_Work required_
Please repeat all of the listing exactly.

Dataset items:

(begin)

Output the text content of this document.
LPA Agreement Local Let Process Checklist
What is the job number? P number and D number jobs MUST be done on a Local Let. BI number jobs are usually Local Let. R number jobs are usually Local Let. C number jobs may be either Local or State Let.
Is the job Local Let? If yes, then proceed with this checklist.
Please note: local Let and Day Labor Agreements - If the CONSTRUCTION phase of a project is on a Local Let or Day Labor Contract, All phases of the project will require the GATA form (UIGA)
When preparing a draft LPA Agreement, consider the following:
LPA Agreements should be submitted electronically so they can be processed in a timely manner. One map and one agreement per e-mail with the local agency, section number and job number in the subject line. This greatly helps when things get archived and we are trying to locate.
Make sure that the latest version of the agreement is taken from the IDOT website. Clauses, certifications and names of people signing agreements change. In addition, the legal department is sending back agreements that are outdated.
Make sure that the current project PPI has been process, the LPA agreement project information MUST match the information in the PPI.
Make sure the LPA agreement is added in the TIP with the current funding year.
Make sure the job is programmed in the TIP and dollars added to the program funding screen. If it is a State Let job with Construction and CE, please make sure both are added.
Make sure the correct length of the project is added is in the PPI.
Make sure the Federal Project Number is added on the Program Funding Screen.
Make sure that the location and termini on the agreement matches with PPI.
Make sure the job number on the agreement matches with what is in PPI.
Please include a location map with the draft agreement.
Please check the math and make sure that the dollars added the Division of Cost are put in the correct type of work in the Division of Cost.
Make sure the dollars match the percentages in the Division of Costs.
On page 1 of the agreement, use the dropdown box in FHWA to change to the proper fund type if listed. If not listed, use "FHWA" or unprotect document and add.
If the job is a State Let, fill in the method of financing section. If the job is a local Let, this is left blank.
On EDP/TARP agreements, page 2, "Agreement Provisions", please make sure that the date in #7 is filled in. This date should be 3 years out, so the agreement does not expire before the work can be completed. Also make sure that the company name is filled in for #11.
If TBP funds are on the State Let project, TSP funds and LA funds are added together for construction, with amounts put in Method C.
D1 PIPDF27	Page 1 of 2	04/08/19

(end)

_The result_
Output the text content of this document.
LPA Agreement Local Let Process Checklist
What is the job number? P number and D number jobs MUST be done on a Local Let. BI number jobs are usually Local Let. R number jobs are usually Local Let. C number jobs may be either Local or State Let.
Is the job Local Let? If yes, then proceed with this checklist.
Please note: local Let and Day Labor Agreements - If the CONSTRUCTION phase of a project is on a Local Let or Day Labor Contract, All phases of the project will require the GATA form (UIGA)
When preparing a draft LPA Agreement, consider the following:
LPA Agreements should be submitted electronically so they can be processed in a timely manner. One map and one agreement per e-mail with the local agency, section number and job number in the subject line. This greatly helps when things get archived and we are trying to locate.
Make sure that the latest version of the agreement is taken from the IDOT website. Clauses, certifications and names of people signing agreements change. In addition, the legal department is sending back agreements that are outdated.
Make sure that the current project PPI has been process, the LPA agreement project information MUST match the information in the PPI.
Make sure the LPA agreement is added in the TIP with the current funding year.
Make sure the job is programmed in the TIP and dollars added to the program funding screen. If it is a State Let job with Construction and CE, please make sure both are added.
Make sure the correct length of the project is added is in the PPI.
Make sure the Federal Project Number is added on the Program Funding Screen.
Make sure that the location and termini on the agreement matches with PPI.
Make sure the job number on the agreement matches with what is in PPI.
Please include a location map with the draft agreement.
Please check the math and make sure that the dollars added the Division of Cost are put in the correct type of work in the Division of Cost.
Make sure the dollars match the percentages in the Division of Costs.
On page 1 of the agreement, use the dropdown box in FHWA to change to the proper fund type if listed. If not listed, use "FHWA" or unprotect document and add.
If the job is a State Let, fill in the method of financing section. If the job is a local Let, this is left blank.
On EDP/TARP agreements, page 2, "Agreement Provisions", please make sure that the date in #7 is filled in. This date should be 3 years out, so the agreement does not expire before the work can be completed. Also make sure that the company name is filled in for #11.
If TBP funds are on the State Let project, TSP funds and LA funds are added together for construction, with amounts put in Method C.
D1 PIPDF27	Page 1 of 2	04/08/19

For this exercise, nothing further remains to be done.